Under this task are some entries; return every one of them exactly.

Extracted records -
------------------------------------------------------------

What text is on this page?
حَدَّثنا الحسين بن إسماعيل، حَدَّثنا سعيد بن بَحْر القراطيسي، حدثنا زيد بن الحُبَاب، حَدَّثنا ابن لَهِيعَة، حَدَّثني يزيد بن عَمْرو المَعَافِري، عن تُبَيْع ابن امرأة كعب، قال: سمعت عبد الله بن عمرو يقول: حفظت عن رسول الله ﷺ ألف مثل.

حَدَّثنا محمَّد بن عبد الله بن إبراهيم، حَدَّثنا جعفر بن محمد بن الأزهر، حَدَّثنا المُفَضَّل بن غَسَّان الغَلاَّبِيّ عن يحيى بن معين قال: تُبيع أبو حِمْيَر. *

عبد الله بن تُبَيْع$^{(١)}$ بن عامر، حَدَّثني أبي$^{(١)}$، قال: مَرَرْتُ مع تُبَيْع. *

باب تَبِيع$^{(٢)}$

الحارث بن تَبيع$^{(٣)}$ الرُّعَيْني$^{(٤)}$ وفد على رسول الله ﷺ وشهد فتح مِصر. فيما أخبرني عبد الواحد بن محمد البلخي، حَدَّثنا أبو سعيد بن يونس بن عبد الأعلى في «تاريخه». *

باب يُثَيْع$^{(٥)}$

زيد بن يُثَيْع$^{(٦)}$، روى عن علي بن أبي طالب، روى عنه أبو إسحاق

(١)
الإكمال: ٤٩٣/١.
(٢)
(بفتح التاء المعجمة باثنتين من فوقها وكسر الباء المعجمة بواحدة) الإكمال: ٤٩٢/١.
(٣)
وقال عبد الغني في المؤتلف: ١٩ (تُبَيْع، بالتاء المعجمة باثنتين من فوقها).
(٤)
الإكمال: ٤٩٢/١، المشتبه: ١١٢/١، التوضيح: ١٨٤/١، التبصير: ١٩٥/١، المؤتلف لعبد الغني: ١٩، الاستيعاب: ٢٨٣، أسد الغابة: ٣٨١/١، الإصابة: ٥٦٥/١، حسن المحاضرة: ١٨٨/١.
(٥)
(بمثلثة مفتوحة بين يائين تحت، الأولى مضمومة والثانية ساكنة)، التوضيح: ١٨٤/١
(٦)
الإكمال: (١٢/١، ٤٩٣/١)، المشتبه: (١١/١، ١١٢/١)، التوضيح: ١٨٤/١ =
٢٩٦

------------------------------------------------------------

Response -
What text is on this page?
حَدَّثنا الحسين بن إسماعيل، حَدَّثنا سعيد بن بَحْر القراطيسي، حدثنا زيد بن الحُبَاب، حَدَّثنا ابن لَهِيعَة، حَدَّثني يزيد بن عَمْرو المَعَافِري، عن تُبَيْع ابن امرأة كعب، قال: سمعت عبد الله بن عمرو يقول: حفظت عن رسول الله ﷺ ألف مثل.

حَدَّثنا محمَّد بن عبد الله بن إبراهيم، حَدَّثنا جعفر بن محمد بن الأزهر، حَدَّثنا المُفَضَّل بن غَسَّان الغَلاَّبِيّ عن يحيى بن معين قال: تُبيع أبو حِمْيَر. *

عبد الله بن تُبَيْع$^{(١)}$ بن عامر، حَدَّثني أبي$^{(١)}$، قال: مَرَرْتُ مع تُبَيْع. *

باب تَبِيع$^{(٢)}$

الحارث بن تَبيع$^{(٣)}$ الرُّعَيْني$^{(٤)}$ وفد على رسول الله ﷺ وشهد فتح مِصر. فيما أخبرني عبد الواحد بن محمد البلخي، حَدَّثنا أبو سعيد بن يونس بن عبد الأعلى في «تاريخه». *

باب يُثَيْع$^{(٥)}$

زيد بن يُثَيْع$^{(٦)}$، روى عن علي بن أبي طالب، روى عنه أبو إسحاق

(١)
الإكمال: ٤٩٣/١.
(٢)
(بفتح التاء المعجمة باثنتين من فوقها وكسر الباء المعجمة بواحدة) الإكمال: ٤٩٢/١.
(٣)
وقال عبد الغني في المؤتلف: ١٩ (تُبَيْع، بالتاء المعجمة باثنتين من فوقها).
(٤)
الإكمال: ٤٩٢/١، المشتبه: ١١٢/١، التوضيح: ١٨٤/١، التبصير: ١٩٥/١، المؤتلف لعبد الغني: ١٩، الاستيعاب: ٢٨٣، أسد الغابة: ٣٨١/١، الإصابة: ٥٦٥/١، حسن المحاضرة: ١٨٨/١.
(٥)
(بمثلثة مفتوحة بين يائين تحت، الأولى مضمومة والثانية ساكنة)، التوضيح: ١٨٤/١
(٦)
الإكمال: (١٢/١، ٤٩٣/١)، المشتبه: (١١/١، ١١٢/١)، التوضيح: ١٨٤/١ =
٢٩٦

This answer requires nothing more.